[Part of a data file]
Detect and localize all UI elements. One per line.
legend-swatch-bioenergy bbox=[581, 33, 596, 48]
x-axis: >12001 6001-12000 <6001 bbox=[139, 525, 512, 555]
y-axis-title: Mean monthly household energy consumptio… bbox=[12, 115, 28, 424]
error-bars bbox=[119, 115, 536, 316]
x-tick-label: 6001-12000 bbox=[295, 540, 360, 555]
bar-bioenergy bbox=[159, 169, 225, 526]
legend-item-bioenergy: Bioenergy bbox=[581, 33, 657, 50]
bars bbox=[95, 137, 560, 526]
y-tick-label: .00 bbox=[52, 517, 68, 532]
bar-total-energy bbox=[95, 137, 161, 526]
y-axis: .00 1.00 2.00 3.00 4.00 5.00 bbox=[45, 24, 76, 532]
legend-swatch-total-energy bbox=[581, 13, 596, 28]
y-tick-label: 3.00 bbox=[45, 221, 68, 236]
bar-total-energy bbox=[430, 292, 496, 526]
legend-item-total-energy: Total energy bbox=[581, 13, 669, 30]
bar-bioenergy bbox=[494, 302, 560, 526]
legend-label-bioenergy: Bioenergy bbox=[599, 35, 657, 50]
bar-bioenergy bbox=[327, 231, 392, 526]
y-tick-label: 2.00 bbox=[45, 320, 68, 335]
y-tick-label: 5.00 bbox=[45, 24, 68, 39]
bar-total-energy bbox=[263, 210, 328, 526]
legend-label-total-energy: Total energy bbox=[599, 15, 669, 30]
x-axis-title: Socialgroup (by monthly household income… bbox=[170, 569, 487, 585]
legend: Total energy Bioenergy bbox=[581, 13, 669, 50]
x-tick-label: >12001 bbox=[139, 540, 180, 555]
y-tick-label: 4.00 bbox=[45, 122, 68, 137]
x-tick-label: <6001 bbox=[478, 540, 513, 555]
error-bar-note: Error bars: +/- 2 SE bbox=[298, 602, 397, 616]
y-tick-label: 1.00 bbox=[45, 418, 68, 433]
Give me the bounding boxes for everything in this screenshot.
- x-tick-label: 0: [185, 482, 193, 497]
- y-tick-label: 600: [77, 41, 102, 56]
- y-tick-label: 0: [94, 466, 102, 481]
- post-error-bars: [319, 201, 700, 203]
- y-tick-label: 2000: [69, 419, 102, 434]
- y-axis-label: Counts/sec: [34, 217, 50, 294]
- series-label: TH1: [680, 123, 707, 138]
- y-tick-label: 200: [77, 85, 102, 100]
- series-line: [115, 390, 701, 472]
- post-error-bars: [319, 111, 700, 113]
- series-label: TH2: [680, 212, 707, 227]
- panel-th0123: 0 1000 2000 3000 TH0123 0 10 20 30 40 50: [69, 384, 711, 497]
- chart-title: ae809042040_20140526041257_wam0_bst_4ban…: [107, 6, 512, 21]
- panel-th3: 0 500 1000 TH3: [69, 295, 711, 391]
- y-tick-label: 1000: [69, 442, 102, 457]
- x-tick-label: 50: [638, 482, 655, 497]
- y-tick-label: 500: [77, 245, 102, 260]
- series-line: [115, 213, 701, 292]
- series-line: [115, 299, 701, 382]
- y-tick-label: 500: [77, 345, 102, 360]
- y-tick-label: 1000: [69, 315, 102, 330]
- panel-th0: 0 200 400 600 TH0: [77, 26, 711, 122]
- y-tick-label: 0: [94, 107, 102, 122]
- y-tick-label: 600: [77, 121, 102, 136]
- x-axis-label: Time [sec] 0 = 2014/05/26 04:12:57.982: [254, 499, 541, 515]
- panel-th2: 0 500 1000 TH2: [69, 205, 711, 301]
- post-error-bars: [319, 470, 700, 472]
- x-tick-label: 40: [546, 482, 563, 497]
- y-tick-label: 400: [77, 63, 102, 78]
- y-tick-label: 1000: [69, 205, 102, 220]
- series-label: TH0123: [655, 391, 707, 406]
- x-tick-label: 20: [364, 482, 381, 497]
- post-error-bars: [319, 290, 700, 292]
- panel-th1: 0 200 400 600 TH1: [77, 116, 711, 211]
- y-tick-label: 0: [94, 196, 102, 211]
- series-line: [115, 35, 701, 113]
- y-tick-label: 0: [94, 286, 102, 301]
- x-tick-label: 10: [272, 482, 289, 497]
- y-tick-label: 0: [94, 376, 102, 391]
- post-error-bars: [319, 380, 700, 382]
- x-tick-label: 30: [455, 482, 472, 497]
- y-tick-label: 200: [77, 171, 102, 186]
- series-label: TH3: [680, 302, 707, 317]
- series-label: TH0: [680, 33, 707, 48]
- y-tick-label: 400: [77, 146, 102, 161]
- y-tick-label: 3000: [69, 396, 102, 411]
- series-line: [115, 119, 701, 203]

* * *

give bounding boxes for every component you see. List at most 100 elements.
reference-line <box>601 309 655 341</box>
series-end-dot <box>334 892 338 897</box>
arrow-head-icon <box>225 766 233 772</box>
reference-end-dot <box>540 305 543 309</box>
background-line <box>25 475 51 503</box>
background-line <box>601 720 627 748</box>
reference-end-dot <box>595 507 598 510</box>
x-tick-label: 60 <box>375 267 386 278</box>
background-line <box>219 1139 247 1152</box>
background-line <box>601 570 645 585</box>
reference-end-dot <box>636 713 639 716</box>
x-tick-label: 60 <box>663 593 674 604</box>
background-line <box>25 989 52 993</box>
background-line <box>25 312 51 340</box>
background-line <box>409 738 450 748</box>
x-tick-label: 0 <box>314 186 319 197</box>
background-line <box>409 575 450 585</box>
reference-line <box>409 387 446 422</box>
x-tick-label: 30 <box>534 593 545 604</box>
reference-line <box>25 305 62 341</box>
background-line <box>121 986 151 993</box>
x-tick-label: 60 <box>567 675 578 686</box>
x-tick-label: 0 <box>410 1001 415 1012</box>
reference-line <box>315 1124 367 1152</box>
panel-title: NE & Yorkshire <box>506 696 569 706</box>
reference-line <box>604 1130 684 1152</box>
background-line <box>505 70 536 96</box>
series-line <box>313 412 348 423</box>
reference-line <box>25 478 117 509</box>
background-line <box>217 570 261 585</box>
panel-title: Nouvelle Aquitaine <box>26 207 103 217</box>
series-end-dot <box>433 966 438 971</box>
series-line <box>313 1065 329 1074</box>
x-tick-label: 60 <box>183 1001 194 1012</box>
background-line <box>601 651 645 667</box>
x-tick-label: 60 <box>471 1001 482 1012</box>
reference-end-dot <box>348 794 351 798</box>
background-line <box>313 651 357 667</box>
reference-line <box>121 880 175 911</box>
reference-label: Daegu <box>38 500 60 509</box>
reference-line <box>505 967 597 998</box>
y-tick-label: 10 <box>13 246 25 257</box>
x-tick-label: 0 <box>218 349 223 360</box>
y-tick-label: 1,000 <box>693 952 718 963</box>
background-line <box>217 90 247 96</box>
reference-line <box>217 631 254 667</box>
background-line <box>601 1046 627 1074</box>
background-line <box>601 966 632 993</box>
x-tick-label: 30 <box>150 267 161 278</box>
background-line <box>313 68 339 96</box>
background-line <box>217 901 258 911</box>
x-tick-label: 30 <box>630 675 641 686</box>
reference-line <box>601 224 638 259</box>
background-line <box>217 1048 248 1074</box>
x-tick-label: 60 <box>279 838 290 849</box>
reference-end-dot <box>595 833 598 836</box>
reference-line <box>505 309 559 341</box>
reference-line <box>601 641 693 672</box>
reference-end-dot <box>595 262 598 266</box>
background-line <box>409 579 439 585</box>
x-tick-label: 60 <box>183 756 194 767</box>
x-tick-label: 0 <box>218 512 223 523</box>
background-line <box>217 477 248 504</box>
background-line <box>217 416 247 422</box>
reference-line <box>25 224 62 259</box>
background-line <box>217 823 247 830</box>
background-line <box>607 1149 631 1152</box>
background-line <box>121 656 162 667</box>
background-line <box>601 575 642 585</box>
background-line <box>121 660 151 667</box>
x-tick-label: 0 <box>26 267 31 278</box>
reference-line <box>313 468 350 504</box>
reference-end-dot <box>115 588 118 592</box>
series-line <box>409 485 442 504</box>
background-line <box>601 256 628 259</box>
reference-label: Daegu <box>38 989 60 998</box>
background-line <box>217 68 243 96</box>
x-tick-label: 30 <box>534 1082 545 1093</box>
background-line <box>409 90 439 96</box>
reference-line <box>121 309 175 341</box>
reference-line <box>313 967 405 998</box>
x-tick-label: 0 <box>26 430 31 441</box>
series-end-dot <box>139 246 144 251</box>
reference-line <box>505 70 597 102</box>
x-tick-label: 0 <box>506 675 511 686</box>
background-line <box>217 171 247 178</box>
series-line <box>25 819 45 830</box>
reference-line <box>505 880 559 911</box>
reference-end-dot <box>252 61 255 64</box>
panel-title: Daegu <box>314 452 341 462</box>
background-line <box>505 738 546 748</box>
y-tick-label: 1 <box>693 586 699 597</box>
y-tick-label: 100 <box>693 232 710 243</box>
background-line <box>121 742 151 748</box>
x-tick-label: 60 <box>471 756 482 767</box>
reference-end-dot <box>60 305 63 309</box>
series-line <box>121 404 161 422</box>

---

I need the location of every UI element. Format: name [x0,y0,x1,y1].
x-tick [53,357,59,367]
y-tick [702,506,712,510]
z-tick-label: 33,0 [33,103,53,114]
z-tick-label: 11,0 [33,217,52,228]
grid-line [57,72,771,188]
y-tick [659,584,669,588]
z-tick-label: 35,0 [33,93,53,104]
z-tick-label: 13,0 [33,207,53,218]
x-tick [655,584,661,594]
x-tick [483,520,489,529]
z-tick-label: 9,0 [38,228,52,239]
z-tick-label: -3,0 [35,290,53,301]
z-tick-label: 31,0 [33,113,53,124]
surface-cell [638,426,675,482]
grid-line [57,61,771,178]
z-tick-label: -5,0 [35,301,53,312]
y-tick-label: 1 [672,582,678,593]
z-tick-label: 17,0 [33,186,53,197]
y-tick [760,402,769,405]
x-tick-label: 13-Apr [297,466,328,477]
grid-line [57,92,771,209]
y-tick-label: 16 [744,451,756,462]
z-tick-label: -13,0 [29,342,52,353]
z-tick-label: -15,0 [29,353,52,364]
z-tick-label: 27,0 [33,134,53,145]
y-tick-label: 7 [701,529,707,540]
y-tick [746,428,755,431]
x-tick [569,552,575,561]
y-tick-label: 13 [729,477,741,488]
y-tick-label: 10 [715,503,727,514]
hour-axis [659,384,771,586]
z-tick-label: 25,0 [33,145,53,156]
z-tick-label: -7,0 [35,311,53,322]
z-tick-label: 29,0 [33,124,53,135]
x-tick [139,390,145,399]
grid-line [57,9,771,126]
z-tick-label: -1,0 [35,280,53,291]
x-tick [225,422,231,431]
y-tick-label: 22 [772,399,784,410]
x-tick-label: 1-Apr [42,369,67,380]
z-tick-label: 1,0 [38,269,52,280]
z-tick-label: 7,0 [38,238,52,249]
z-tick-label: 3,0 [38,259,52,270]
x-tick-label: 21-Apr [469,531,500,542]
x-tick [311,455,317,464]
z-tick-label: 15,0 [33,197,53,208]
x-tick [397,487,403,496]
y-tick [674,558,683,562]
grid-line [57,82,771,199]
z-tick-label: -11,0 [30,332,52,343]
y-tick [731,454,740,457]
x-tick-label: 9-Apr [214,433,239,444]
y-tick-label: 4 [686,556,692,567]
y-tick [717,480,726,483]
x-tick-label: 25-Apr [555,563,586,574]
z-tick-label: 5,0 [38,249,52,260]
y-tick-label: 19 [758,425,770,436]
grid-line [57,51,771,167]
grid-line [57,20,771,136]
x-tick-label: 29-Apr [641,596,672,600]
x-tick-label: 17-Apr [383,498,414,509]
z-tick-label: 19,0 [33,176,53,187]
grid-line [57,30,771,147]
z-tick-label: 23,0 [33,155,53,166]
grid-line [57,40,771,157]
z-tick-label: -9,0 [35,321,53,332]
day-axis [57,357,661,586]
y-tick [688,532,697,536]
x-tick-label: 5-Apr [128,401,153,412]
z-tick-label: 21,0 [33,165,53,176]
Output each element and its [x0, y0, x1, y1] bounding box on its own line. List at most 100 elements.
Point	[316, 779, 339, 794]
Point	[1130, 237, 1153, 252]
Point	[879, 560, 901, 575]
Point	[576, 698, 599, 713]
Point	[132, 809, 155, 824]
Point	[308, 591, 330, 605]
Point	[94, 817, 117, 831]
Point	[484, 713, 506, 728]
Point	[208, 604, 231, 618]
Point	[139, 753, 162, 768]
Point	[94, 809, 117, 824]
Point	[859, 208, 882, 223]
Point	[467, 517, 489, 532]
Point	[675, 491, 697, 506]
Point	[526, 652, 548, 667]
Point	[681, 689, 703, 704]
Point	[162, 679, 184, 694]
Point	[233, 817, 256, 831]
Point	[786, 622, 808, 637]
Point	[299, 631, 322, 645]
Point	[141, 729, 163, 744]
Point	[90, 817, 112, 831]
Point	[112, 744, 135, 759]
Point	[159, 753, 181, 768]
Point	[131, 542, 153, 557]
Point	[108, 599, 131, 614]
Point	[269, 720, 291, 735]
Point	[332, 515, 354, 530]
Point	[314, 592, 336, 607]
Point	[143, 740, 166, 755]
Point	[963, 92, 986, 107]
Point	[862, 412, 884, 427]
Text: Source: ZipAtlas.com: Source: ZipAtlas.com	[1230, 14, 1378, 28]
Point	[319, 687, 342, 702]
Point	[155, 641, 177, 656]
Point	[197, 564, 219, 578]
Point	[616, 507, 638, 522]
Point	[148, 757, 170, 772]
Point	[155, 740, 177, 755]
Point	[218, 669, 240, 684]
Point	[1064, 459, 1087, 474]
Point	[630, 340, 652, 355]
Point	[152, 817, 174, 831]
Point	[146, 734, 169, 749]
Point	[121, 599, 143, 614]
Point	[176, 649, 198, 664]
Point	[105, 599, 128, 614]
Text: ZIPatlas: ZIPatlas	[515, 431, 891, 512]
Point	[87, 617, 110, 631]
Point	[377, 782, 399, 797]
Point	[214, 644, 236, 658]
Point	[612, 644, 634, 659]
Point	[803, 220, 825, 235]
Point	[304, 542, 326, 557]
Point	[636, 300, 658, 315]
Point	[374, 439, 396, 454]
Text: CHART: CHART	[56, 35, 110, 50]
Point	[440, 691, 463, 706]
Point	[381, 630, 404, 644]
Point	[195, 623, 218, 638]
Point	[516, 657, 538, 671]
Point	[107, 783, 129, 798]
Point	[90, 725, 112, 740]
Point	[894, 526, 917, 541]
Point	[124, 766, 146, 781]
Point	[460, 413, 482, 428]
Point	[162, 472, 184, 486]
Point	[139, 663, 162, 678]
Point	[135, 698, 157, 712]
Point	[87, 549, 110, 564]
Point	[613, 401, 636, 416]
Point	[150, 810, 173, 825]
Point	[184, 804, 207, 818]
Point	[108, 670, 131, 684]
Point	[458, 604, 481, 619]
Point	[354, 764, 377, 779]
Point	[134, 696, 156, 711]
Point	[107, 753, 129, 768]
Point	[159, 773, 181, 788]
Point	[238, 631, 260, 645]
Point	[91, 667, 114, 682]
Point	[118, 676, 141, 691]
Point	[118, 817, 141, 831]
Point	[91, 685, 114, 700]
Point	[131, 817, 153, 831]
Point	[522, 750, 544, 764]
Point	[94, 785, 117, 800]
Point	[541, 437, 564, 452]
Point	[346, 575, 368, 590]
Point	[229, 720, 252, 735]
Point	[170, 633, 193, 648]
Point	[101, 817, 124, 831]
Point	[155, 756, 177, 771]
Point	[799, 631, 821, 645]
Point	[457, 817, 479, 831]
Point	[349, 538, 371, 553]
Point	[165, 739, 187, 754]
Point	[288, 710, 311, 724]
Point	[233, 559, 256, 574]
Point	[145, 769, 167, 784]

[Request] Copy the stretch of the records from the line containing "Detect and localize" through the line containing "bar-total-energy bbox=[263, 210, 328, 526]", substituting "bar-renewable" for each "bar-bioenergy". Change nothing else.

[Task answer]
Detect and localize all UI elements. One per line.
legend-swatch-bioenergy bbox=[581, 33, 596, 48]
x-axis: >12001 6001-12000 <6001 bbox=[139, 525, 512, 555]
y-axis-title: Mean monthly household energy consumptio… bbox=[12, 115, 28, 424]
error-bars bbox=[119, 115, 536, 316]
x-tick-label: 6001-12000 bbox=[295, 540, 360, 555]
bar-renewable bbox=[159, 169, 225, 526]
legend-item-bioenergy: Bioenergy bbox=[581, 33, 657, 50]
bars bbox=[95, 137, 560, 526]
y-tick-label: .00 bbox=[52, 517, 68, 532]
bar-total-energy bbox=[95, 137, 161, 526]
y-axis: .00 1.00 2.00 3.00 4.00 5.00 bbox=[45, 24, 76, 532]
legend-swatch-total-energy bbox=[581, 13, 596, 28]
y-tick-label: 3.00 bbox=[45, 221, 68, 236]
bar-total-energy bbox=[430, 292, 496, 526]
legend-item-total-energy: Total energy bbox=[581, 13, 669, 30]
bar-renewable bbox=[494, 302, 560, 526]
legend-label-bioenergy: Bioenergy bbox=[599, 35, 657, 50]
bar-renewable bbox=[327, 231, 392, 526]
y-tick-label: 2.00 bbox=[45, 320, 68, 335]
y-tick-label: 5.00 bbox=[45, 24, 68, 39]
bar-total-energy bbox=[263, 210, 328, 526]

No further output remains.